* **The task**: Without the pictures, set down the records below word for word.

* **Records shown**:
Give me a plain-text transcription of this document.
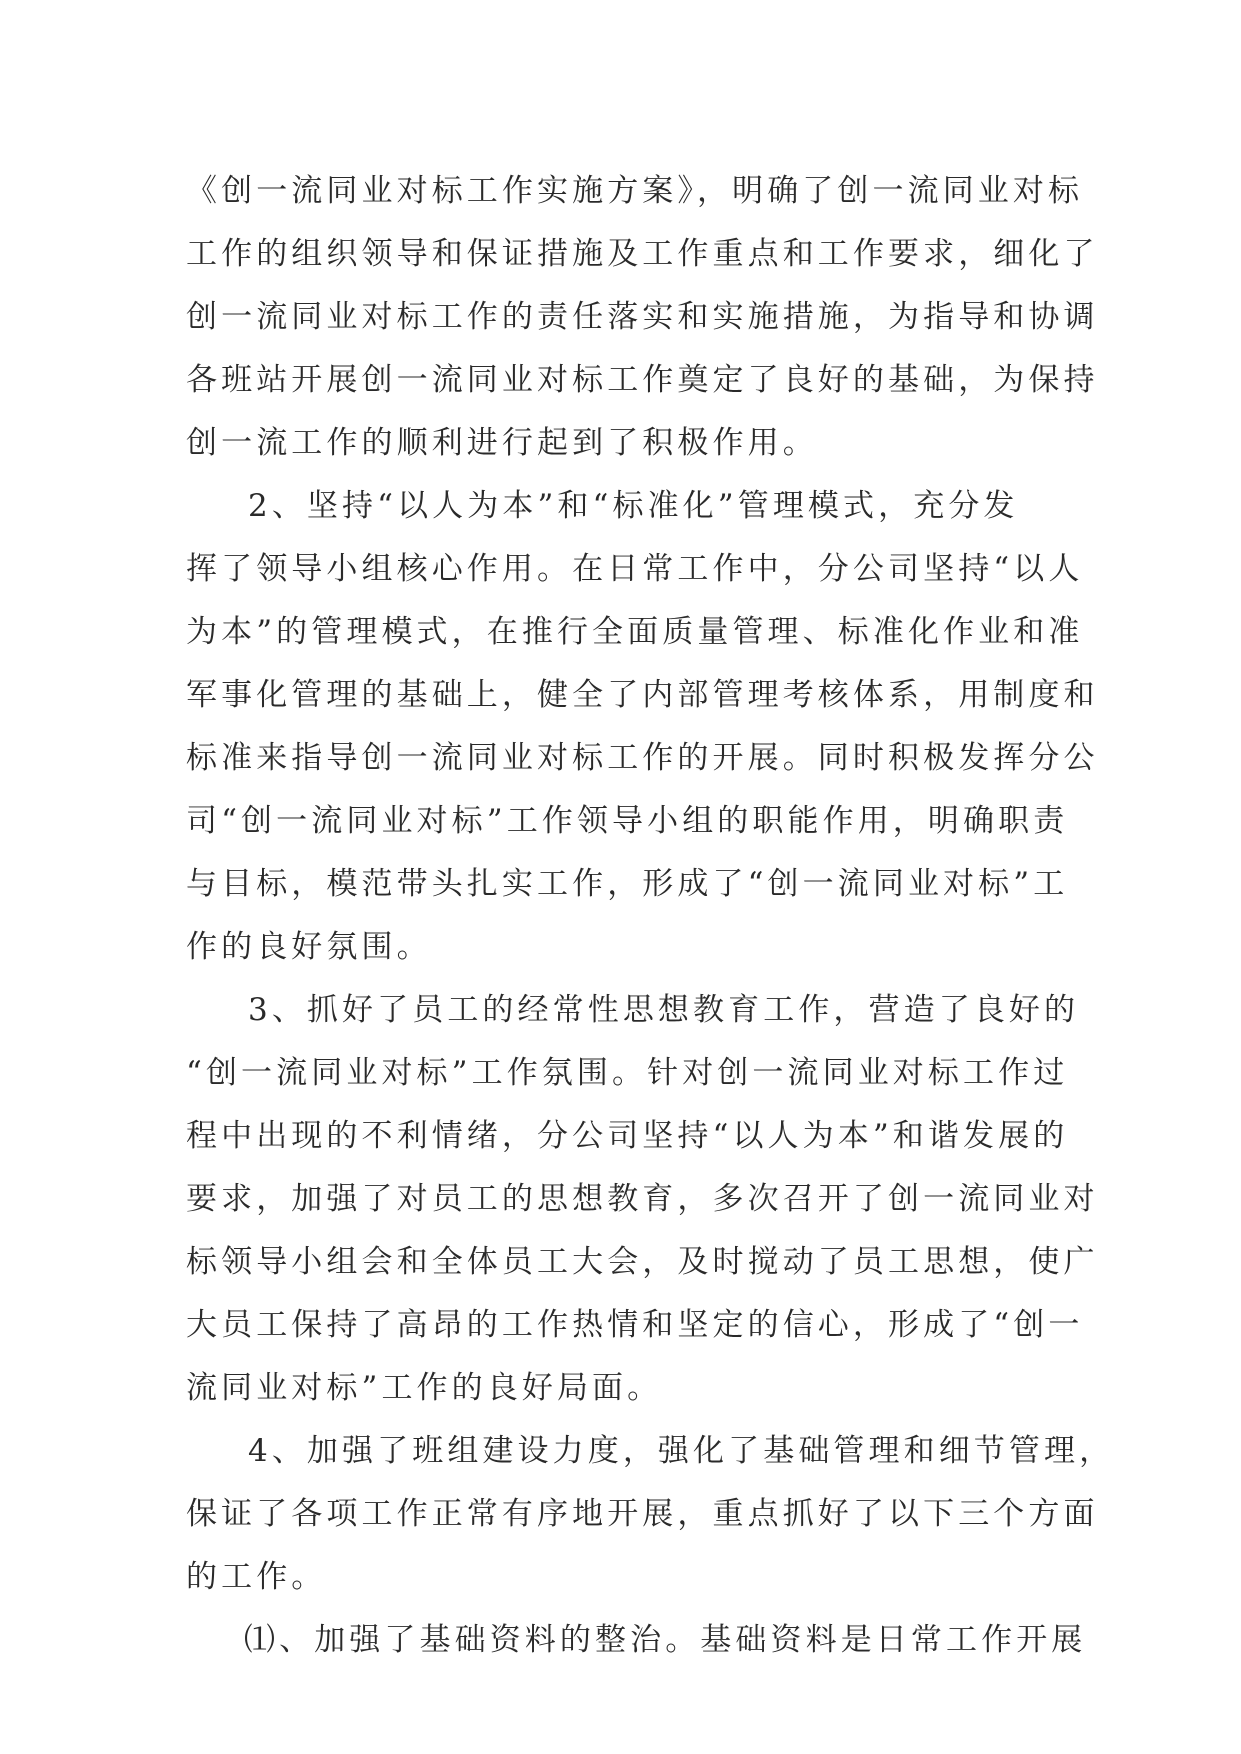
《创一流同业对标工作实施方案》，明确了创一流同业对标
工作的组织领导和保证措施及工作重点和工作要求，细化了
创一流同业对标工作的责任落实和实施措施，为指导和协调
各班站开展创一流同业对标工作奠定了良好的基础，为保持
创一流工作的顺利进行起到了积极作用。
2、坚持“以人为本”和“标准化”管理模式，充分发
挥了领导小组核心作用。在日常工作中，分公司坚持“以人
为本”的管理模式，在推行全面质量管理、标准化作业和准
军事化管理的基础上，健全了内部管理考核体系，用制度和
标准来指导创一流同业对标工作的开展。同时积极发挥分公
司“创一流同业对标”工作领导小组的职能作用，明确职责
与目标，模范带头扎实工作，形成了“创一流同业对标”工
作的良好氛围。
3、抓好了员工的经常性思想教育工作，营造了良好的
“创一流同业对标”工作氛围。针对创一流同业对标工作过
程中出现的不利情绪，分公司坚持“以人为本”和谐发展的
要求，加强了对员工的思想教育，多次召开了创一流同业对
标领导小组会和全体员工大会，及时搅动了员工思想，使广
大员工保持了高昂的工作热情和坚定的信心，形成了“创一
流同业对标”工作的良好局面。
4、加强了班组建设力度，强化了基础管理和细节管理，
保证了各项工作正常有序地开展，重点抓好了以下三个方面
的工作。
⑴、加强了基础资料的整治。基础资料是日常工作开展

* **Answer to this exercise**:
Give me a plain-text transcription of this document.
《创一流同业对标工作实施方案》，明确了创一流同业对标
工作的组织领导和保证措施及工作重点和工作要求，细化了
创一流同业对标工作的责任落实和实施措施，为指导和协调
各班站开展创一流同业对标工作奠定了良好的基础，为保持
创一流工作的顺利进行起到了积极作用。
2、坚持“以人为本”和“标准化”管理模式，充分发
挥了领导小组核心作用。在日常工作中，分公司坚持“以人
为本”的管理模式，在推行全面质量管理、标准化作业和准
军事化管理的基础上，健全了内部管理考核体系，用制度和
标准来指导创一流同业对标工作的开展。同时积极发挥分公
司“创一流同业对标”工作领导小组的职能作用，明确职责
与目标，模范带头扎实工作，形成了“创一流同业对标”工
作的良好氛围。
3、抓好了员工的经常性思想教育工作，营造了良好的
“创一流同业对标”工作氛围。针对创一流同业对标工作过
程中出现的不利情绪，分公司坚持“以人为本”和谐发展的
要求，加强了对员工的思想教育，多次召开了创一流同业对
标领导小组会和全体员工大会，及时搅动了员工思想，使广
大员工保持了高昂的工作热情和坚定的信心，形成了“创一
流同业对标”工作的良好局面。
4、加强了班组建设力度，强化了基础管理和细节管理，
保证了各项工作正常有序地开展，重点抓好了以下三个方面
的工作。
⑴、加强了基础资料的整治。基础资料是日常工作开展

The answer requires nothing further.